Written task 1 -
In the mailing list post, on what day and date did Mike Jay write his reply?

Text excerpt -
------------

Punished by Rewards LO14434

Lee Holmer (llh@seattleu.edu)
Mon, 21 Jul 1997 07:09:28 -0700 (PDT)

Replying to LO14420 --

Adding my 2 cents to this comversation:

> On Monday, July 14, 1997 6:20 PM, William J. Hobler, Jr wrote:

> > >I do not understand the relevance of the debate about motivation being
> > >internal or external. I do not see the relevance to a team leader or
> > >manager. What mangers need to know is how to obtain the behavior in the
> > >best interest of the organization.
> >
On Saturday, July 19, Mike Jay wrote:
>
> There is an obvious ideal quality to intrinsic motivation, it probably is
> self-sustaining, yet it has been proven in real practice by probably
> almost every member of this list, that effectiveness can be derived
> through extrinsic rewards. I'm not saying it is the right thing to do and
> I am not saying that extrinsic rewards always work (especially in the long
> term), but if you fail to take advantage of extrinsic motivation IN THE
> MEANTIME, you may not be around for the LONG TERM!

------------

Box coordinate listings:
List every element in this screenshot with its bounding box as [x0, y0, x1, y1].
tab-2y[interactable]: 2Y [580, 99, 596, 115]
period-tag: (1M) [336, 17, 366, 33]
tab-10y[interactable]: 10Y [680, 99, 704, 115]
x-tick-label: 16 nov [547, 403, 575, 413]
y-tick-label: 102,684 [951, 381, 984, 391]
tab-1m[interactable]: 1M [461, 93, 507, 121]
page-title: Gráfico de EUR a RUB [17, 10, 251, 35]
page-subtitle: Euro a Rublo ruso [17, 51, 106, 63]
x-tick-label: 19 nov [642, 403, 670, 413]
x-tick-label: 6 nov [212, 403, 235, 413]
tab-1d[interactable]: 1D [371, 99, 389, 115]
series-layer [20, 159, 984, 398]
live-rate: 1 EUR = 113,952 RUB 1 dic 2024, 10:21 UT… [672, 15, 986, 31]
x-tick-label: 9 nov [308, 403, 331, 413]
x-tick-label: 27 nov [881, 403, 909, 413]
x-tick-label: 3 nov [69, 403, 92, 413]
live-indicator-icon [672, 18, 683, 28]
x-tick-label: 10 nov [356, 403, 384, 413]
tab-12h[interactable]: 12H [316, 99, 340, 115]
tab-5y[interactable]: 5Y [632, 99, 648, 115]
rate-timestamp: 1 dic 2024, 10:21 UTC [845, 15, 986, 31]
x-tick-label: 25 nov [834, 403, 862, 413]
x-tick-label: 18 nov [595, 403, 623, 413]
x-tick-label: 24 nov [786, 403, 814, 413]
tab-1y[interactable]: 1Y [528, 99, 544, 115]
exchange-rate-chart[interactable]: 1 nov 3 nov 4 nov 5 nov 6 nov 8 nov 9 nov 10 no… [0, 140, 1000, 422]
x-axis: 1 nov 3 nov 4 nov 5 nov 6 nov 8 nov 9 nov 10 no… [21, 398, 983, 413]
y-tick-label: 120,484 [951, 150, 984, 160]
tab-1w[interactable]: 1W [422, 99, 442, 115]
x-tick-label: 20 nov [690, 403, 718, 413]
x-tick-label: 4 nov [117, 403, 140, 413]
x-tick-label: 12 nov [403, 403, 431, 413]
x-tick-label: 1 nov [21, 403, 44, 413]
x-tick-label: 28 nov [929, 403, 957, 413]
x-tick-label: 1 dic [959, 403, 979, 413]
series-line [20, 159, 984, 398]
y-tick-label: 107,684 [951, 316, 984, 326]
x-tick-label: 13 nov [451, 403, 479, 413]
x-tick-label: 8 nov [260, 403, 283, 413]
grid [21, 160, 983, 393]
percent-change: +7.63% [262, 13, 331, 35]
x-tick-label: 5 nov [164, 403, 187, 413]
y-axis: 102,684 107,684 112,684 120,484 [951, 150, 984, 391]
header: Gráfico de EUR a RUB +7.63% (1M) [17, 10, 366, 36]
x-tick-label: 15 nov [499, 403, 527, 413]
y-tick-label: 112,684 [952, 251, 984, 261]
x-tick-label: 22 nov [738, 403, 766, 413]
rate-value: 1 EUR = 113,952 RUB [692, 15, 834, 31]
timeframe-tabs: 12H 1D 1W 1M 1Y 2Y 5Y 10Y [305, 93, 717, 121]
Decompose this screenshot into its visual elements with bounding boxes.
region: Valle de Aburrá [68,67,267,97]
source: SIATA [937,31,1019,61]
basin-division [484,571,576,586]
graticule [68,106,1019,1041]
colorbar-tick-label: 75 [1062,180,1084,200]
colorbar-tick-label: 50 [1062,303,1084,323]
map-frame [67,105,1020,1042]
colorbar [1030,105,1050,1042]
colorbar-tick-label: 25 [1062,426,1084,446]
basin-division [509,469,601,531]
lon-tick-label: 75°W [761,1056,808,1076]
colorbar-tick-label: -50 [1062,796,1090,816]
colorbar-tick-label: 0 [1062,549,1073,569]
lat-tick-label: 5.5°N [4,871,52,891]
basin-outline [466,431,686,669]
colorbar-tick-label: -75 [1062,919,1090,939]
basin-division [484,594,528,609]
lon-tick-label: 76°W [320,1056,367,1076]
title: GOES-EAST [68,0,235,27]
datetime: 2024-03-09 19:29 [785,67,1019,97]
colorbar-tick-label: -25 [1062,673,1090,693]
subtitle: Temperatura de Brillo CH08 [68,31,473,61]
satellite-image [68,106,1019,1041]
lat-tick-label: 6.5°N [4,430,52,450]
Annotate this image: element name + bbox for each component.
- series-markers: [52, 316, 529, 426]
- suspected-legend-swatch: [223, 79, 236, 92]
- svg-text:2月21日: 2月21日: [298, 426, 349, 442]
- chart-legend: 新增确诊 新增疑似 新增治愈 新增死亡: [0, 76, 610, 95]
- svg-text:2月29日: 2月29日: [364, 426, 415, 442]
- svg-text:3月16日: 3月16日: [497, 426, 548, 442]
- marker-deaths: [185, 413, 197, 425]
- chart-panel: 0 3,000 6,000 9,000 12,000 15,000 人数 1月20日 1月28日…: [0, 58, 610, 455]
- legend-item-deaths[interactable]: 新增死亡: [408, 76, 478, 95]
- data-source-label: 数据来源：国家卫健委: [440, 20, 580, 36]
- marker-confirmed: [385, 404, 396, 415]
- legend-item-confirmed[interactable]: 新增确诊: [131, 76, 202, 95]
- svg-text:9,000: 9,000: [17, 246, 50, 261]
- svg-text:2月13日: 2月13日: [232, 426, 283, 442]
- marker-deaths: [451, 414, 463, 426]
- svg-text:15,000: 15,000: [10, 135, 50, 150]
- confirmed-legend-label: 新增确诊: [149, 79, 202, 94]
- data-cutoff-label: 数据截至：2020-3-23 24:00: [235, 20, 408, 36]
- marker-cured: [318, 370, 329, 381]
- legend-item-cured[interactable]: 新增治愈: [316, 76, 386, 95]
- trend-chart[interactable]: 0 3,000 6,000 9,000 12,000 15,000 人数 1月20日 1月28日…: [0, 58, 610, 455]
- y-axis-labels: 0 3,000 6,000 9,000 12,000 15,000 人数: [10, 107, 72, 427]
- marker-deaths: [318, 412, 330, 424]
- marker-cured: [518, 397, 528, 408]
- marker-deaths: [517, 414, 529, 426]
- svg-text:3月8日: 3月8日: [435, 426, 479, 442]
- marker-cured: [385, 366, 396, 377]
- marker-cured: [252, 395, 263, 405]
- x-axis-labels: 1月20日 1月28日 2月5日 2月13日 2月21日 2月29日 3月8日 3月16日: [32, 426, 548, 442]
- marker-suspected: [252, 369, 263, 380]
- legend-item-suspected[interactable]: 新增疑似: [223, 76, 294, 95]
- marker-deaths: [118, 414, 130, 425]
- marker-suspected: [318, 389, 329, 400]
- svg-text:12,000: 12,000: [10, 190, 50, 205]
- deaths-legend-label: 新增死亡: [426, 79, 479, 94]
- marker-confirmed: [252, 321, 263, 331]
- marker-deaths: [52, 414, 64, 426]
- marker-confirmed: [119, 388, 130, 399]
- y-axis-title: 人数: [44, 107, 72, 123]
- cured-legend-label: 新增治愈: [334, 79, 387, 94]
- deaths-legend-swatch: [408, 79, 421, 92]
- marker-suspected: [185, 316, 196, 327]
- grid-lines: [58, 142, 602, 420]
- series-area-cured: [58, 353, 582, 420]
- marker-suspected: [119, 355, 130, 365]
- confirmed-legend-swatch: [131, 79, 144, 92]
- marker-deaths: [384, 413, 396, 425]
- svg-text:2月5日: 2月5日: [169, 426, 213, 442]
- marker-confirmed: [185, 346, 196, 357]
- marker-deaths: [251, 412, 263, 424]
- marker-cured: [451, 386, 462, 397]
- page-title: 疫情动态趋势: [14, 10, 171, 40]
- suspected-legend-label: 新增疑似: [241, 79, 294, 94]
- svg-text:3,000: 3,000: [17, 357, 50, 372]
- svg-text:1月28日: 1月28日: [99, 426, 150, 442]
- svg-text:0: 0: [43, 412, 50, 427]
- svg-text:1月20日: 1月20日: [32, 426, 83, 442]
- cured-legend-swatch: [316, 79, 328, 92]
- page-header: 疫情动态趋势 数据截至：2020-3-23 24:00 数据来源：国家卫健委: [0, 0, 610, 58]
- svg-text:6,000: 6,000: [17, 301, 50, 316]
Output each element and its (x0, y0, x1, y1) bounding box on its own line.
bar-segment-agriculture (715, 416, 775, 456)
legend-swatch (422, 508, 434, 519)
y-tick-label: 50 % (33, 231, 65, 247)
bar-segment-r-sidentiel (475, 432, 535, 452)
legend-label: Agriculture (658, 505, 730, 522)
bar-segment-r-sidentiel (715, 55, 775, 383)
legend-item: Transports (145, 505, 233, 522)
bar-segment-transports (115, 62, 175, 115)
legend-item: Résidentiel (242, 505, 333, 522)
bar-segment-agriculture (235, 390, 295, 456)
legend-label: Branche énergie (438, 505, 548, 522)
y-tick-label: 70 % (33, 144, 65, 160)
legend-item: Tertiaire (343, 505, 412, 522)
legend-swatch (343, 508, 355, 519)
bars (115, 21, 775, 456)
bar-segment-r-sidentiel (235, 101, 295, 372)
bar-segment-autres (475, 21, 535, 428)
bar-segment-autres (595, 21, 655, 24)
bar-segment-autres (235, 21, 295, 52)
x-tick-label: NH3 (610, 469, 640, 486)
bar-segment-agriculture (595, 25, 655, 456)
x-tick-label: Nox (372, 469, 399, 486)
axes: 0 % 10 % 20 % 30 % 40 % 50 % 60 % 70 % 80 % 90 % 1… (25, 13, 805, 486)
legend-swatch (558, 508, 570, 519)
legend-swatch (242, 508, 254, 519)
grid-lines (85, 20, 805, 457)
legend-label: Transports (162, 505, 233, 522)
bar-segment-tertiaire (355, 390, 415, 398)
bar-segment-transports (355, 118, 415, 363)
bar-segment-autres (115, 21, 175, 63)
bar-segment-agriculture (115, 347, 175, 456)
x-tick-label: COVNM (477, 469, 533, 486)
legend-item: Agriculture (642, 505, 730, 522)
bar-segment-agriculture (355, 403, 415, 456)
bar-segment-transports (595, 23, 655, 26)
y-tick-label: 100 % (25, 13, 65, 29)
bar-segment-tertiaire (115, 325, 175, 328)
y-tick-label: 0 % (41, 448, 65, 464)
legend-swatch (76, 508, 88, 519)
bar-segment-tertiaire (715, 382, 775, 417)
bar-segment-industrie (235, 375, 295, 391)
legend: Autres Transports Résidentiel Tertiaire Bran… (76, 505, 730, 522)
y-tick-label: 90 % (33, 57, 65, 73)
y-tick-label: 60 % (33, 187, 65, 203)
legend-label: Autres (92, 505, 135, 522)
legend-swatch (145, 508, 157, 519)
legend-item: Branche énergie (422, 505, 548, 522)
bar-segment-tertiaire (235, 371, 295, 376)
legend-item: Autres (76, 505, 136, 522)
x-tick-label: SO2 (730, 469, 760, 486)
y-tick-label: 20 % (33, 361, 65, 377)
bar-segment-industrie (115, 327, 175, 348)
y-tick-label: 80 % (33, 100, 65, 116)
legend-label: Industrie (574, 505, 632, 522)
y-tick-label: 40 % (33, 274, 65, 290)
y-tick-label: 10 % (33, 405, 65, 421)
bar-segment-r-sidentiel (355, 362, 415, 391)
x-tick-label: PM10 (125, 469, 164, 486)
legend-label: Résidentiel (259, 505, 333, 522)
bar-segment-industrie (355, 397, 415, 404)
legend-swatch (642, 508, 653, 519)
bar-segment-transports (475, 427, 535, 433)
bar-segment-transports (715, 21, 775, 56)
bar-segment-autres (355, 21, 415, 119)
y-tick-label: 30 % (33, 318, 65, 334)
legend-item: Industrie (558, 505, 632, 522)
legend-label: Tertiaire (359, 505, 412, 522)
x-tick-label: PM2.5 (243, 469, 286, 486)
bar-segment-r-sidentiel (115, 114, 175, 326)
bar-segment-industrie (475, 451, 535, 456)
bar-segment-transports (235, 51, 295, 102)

------------

Written task 2 -
Rewrite the listing from its first line through the line containing "x-tick-label: 6 nov [212, 403, 235, 413]", changing "interactable" to "clickable" and keeping everything else the same.

Task output 1 -
Saturday, July 19

Task output 2 -
List every element in this screenshot with its bounding box as [x0, y0, x1, y1].
tab-2y[clickable]: 2Y [580, 99, 596, 115]
period-tag: (1M) [336, 17, 366, 33]
tab-10y[clickable]: 10Y [680, 99, 704, 115]
x-tick-label: 16 nov [547, 403, 575, 413]
y-tick-label: 102,684 [951, 381, 984, 391]
tab-1m[clickable]: 1M [461, 93, 507, 121]
page-title: Gráfico de EUR a RUB [17, 10, 251, 35]
page-subtitle: Euro a Rublo ruso [17, 51, 106, 63]
x-tick-label: 19 nov [642, 403, 670, 413]
x-tick-label: 6 nov [212, 403, 235, 413]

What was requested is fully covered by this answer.